Figure record listings:
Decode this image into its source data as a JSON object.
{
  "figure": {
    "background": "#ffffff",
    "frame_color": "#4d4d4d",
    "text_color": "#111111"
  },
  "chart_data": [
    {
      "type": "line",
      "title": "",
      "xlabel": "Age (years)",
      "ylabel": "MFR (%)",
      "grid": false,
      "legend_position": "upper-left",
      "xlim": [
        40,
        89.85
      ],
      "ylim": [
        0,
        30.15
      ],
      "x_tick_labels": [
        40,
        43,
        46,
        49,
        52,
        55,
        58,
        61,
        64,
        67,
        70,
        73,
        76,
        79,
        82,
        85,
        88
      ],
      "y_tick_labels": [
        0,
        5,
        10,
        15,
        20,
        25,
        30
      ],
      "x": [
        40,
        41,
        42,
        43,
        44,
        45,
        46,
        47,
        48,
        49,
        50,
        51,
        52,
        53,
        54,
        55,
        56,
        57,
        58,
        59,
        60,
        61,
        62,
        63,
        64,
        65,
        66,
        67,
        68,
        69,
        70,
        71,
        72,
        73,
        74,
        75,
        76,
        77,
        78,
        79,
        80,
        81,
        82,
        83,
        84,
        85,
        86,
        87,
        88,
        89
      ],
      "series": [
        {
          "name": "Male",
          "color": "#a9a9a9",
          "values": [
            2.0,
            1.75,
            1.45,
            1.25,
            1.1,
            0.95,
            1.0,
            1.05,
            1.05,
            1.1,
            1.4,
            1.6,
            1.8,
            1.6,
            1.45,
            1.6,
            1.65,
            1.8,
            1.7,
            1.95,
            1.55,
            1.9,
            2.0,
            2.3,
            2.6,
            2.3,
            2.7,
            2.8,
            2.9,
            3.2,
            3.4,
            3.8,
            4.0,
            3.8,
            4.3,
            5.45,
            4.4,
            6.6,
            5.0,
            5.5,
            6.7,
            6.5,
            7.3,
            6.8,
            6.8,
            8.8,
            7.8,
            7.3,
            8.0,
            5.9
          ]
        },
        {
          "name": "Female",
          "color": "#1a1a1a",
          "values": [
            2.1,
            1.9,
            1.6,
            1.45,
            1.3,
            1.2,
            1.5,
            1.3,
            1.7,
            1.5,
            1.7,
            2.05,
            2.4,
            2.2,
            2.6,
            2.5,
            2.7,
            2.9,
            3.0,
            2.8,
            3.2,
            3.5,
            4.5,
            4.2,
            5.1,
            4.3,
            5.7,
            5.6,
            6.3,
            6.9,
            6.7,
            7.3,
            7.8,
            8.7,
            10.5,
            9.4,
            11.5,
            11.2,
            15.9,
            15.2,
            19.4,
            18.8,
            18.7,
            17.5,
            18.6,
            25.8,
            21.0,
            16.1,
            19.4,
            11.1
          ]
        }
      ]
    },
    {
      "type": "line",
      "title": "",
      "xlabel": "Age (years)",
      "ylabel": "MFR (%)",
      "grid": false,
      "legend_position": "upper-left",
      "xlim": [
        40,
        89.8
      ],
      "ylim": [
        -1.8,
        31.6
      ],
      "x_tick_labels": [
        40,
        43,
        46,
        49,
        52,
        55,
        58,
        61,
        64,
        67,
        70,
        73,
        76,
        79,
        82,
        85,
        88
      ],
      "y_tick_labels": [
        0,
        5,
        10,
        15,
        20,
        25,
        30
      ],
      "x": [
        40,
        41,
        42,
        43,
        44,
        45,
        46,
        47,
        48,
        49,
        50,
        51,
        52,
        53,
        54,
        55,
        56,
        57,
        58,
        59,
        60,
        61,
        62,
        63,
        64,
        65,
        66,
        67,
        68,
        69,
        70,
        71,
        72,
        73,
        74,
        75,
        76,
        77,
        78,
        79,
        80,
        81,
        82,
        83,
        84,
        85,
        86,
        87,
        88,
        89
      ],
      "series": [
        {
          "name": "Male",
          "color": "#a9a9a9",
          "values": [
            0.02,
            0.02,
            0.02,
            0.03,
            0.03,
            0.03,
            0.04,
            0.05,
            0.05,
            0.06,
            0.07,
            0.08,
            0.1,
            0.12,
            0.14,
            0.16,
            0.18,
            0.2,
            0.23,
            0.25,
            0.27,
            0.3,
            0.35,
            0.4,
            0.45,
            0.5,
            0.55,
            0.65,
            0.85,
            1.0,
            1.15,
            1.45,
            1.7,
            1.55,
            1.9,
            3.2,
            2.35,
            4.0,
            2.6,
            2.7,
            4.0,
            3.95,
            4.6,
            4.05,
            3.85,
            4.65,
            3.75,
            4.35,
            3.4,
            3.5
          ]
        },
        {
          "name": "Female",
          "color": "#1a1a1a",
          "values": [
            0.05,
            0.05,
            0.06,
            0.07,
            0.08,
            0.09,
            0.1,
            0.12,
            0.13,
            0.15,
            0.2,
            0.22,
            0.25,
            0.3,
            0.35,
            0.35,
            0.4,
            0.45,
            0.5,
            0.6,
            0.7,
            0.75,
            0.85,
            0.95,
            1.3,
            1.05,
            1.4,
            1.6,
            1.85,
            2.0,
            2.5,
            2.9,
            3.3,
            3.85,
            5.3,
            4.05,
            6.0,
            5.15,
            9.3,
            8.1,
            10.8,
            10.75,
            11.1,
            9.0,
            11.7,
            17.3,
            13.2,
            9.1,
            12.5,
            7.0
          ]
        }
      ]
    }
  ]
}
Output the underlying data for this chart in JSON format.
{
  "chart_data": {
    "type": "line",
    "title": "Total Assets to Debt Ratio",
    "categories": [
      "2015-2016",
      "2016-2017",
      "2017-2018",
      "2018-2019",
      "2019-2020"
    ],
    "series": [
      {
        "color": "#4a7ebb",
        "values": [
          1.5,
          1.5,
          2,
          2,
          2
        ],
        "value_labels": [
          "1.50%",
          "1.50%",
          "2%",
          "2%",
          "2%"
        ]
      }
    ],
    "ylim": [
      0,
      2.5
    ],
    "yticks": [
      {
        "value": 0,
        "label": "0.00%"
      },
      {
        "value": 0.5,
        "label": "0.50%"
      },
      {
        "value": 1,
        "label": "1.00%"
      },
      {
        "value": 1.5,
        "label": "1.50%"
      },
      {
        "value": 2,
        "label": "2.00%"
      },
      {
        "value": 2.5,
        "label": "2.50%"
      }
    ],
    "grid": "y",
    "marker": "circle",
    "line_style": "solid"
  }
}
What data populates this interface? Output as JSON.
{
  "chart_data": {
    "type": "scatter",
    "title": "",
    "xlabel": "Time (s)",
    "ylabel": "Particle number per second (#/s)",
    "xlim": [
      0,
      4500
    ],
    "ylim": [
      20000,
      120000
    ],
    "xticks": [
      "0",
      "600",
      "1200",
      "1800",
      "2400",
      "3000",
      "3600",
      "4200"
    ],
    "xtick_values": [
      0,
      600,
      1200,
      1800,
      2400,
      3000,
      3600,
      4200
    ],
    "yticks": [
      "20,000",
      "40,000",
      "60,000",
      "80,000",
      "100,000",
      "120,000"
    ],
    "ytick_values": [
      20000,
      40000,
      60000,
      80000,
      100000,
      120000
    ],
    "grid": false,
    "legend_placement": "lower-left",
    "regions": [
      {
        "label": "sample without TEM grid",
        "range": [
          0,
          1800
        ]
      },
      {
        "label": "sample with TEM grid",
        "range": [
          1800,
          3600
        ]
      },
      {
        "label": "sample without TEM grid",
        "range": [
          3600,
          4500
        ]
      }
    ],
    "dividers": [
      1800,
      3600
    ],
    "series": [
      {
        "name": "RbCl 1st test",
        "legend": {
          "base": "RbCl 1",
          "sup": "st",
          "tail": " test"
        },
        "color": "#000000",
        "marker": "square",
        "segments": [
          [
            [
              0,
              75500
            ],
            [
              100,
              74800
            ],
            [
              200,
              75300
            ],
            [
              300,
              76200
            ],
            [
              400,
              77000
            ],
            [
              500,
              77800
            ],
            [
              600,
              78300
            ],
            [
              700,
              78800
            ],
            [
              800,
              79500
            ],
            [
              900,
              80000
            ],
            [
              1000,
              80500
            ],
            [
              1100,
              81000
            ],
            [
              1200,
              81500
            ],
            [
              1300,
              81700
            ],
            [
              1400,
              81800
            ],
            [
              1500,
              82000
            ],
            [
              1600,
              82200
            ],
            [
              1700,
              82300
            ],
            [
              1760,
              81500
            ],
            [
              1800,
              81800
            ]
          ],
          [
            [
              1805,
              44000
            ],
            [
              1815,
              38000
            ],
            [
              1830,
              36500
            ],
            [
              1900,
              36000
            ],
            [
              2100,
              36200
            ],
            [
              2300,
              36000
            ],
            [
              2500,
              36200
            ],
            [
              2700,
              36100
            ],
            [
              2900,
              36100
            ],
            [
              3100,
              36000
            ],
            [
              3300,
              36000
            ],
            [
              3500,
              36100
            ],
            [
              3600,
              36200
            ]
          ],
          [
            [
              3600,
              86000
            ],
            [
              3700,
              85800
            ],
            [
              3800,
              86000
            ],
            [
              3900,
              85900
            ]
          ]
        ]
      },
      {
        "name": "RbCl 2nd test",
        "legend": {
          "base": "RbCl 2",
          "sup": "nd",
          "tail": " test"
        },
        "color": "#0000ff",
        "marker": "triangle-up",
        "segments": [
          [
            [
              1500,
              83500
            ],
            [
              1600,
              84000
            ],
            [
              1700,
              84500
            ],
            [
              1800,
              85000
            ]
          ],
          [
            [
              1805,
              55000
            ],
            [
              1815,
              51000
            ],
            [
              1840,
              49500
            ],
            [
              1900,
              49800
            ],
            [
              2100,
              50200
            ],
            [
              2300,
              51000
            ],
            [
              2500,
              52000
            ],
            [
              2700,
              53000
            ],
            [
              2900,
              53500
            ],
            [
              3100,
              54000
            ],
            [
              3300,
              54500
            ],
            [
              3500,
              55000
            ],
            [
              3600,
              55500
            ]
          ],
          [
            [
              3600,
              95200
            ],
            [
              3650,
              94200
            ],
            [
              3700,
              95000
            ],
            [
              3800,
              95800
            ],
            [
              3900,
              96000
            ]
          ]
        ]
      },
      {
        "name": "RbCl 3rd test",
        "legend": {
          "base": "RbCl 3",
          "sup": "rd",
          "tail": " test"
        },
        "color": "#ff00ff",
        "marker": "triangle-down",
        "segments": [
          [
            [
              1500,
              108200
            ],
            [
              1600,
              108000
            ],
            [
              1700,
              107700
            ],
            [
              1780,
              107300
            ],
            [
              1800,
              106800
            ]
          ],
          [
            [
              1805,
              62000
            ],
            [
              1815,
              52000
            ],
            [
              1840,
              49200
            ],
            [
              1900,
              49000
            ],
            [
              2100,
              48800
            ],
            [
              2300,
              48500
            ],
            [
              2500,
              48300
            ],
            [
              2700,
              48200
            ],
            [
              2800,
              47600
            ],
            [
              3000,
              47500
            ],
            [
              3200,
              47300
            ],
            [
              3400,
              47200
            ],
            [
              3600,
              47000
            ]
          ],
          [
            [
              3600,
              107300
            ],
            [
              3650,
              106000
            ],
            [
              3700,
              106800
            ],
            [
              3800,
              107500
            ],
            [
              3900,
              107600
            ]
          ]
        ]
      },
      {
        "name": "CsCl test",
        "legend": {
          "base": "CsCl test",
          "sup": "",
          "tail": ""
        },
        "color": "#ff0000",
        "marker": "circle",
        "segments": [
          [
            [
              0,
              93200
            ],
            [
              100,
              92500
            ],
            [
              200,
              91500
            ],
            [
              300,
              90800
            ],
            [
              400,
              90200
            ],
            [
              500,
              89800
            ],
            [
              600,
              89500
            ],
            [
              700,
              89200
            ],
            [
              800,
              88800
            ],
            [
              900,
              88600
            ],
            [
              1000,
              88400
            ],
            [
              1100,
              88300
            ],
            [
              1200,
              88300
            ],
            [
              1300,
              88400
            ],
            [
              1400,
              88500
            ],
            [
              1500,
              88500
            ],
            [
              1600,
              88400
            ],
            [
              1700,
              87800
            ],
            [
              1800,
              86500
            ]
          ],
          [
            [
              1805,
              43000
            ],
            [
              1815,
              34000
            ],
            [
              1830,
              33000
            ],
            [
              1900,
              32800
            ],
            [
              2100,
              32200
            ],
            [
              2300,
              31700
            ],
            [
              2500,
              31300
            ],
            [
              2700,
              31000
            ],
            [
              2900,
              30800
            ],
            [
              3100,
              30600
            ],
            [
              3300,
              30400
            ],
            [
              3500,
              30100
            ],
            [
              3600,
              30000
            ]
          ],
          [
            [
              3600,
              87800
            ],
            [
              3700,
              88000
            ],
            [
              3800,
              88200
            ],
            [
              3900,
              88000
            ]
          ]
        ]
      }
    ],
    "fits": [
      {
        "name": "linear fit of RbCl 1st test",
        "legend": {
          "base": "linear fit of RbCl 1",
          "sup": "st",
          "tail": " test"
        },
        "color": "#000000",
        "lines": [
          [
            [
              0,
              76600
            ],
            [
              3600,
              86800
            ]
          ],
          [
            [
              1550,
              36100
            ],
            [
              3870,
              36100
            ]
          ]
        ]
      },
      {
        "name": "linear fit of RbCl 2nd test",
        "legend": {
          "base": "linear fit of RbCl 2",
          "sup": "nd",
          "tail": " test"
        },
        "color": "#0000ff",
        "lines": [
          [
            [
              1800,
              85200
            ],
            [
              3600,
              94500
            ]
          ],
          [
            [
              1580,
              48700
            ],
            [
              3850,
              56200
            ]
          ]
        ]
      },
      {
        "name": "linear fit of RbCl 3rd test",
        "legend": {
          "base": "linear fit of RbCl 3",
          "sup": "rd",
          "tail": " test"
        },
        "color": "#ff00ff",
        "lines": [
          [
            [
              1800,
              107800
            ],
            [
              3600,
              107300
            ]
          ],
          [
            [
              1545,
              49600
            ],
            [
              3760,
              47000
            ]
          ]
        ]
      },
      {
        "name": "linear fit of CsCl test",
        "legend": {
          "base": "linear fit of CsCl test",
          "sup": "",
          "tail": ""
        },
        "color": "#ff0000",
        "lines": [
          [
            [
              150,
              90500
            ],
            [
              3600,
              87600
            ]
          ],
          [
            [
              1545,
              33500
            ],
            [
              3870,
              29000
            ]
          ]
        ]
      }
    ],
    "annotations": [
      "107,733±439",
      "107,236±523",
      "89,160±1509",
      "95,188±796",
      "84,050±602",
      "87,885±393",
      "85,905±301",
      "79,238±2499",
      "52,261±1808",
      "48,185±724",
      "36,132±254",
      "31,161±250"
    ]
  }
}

Objective:
Check each line above for "type" and return the ones that have it.

Written solution:
      "type": "line",
      "type": "line",
    "type": "line",
    "type": "scatter",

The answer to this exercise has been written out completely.